_Texto apresentado_:
No final do Angelus, o Papa recordou o domingo da Palavra de Deus e transmitiu os bons votos aos habitantes do Extremo Oriente e de várias partes do mundo que celebram o Ano Novo Lunar. Por fim, saudou os vários grupos presentes, renovando a oração pela plena unidade de todos os cristãos — na semana que lhe foi dedicada — e pelos ucranianos que sofrem com a guerra.
Prezados irmãos e irmãs!
Este terceiro Domingo do Tempo Comum é dedicado de uma forma especial à Palavra de Deus. Redescubramos com admiração o facto de que Deus nos fala, particularmente através das Sagradas Escrituras. Leiamo-las, estudemo-las, meditemo-las, recitemo-las. Todos os dias leiamos um excerto da Bíblia, especialmente do Evangelho: ali Jesus fala-nos, ilumina-nos, guia-nos. E recordo-vos o que já disse noutras ocasiões: tende um pequeno Evangelho, um Evangelho de bolso, para que o leveis na vossa bolsa, sempre convosco; e quando houver um momento durante o dia, lede algo do Evangelho. É Jesus que nos acompanha. Um pequeno Evangelho de bolso, sempre connosco.
Hoje desejo formular votos de paz e de todo o bem a quantos no Extremo Oriente e em várias partes do mundo celebram o Ano Novo Lunar. Contudo, nesta ocasião jubilosa não posso deixar de expressar a minha proximidade espiritual àqueles que estão a atravessar tempos difíceis causados pela pandemia do coronavírus, na esperança de que as dificuldades atuais sejam superadas em breve. Por fim, espero que a gentileza, a sensibilidade, a solidariedade e a harmonia, que nestes dias se experimentam nas famílias tradicionalmente reunidas, possam sempre permear e caraterizar as nossas relações, familiares e sociais, para que possamos ter uma vida serena e feliz. Bom Ano!
Dirijo com pesar o meu pensamento, em particular a Myanmar, onde a igreja de Nossa Senhora da Assunção na aldeia de Chan Thar, um dos lugares de culto mais antigos e importantes do país, foi incendiada e destruída. Estou próximo da população civil indefesa, que em muitas cidades está submetida a duras provações. Queira Deus que termine depressa este conflito e se abra um novo tempo de perdão, de amor e de paz. Rezemos juntos a Nossa Senhora por Myanmar. [“Ave Maria...”].

_Dados estruturados de análise da página_:

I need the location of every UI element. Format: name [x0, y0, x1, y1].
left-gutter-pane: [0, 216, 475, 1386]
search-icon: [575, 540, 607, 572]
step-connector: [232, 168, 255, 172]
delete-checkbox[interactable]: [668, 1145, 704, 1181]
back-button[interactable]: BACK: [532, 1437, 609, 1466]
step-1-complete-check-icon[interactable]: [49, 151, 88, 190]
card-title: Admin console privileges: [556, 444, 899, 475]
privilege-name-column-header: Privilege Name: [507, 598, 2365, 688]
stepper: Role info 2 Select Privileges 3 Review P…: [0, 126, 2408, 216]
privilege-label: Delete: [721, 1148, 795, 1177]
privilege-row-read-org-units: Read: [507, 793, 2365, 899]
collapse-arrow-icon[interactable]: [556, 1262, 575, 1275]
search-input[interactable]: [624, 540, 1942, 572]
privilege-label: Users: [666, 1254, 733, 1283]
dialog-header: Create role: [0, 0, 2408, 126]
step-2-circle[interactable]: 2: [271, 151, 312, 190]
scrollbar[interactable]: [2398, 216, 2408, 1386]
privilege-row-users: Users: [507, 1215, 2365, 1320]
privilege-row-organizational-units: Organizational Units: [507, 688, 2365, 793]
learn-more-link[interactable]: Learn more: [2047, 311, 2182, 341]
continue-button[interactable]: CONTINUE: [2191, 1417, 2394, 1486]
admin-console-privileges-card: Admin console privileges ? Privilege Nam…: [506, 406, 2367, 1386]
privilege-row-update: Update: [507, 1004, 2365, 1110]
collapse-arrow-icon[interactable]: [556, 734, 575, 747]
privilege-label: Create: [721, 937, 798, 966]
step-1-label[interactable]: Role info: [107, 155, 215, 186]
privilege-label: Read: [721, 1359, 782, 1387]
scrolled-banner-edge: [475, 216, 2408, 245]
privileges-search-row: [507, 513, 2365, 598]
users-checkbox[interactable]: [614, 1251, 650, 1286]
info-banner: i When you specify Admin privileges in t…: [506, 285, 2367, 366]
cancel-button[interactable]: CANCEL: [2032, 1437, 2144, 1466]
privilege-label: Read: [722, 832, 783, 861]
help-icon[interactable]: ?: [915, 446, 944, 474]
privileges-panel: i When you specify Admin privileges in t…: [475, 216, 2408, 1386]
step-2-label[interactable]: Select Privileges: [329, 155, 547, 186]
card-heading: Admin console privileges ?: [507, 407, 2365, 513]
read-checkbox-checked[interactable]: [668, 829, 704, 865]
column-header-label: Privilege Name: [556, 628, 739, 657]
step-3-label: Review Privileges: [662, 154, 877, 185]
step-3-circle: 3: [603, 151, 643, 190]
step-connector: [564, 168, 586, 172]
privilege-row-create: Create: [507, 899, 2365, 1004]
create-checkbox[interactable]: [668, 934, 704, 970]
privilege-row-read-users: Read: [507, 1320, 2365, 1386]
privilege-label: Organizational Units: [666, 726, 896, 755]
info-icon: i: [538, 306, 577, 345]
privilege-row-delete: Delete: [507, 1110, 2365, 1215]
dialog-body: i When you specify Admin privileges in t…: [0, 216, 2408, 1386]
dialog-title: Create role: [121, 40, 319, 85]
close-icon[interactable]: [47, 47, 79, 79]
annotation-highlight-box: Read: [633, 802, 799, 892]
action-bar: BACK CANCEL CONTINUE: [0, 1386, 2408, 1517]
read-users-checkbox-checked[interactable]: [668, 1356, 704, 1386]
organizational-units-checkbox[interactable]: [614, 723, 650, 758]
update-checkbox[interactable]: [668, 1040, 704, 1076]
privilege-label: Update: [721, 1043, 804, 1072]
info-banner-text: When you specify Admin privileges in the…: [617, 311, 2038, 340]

_O que fazer_:
Prossiga a alocução do Papa no Angelus a partir da última frase apresentada. A listagem não tem qualquer papel aqui.

_Resultado abaixo_:
Além disso, convido-vos a rezar para que tenham fim as ações de violência no Peru. A violência extingue a esperança de uma solução justa para os problemas. Encorajo todas as partes envolvidas a empreender o caminho do diálogo entre irmãos da mesma nação, com pleno respeito pelos direitos humanos e pelo Estado de direito. Uno-me aos Bispos peruanos para dizer: ¡No a la violencia, venga de donde venga! ¡No más muertes! Há peruanos aqui na praça!
Chegam dos Camarões sinais positivos, que dão esperança de progresso para a resolução do conflito nas regiões anglófonas. Encorajo todas as partes signatárias do Acordo a perseverarem na via do diálogo e da compreensão recíproca, pois só no encontro o futuro pode ser planeado.
Dirijo a minha saudação a todos vós provenientes da Itália e de outros países. Saúdo os peregrinos de Split, Varsóvia — há muitos polacos, vejo as bandeiras — Mérida-Badajoz (Espanha), bem como os de Ascoli Piceno, Montesilvano e Gela, o grupo da Escola “Anjo da Guarda” de Alessandria, o grupo da “Gioventù Ardente Mariana” de Roma e os membros da Associação de Psicologia Católica.
Nestes dias, enquanto rezamos em particular pela plena unidade de todos os cristãos, não nos esqueçamos, por favor, de invocar a paz para a martirizada Ucrânia: o Senhor conforte e sustente aquele povo que tanto sofre! Sofre muito!
Desejo a todos bom domingo. Também aos jovens da Imaculada. E por favor não vos esqueçais de rezar por mim. Bom almoço e até à vista.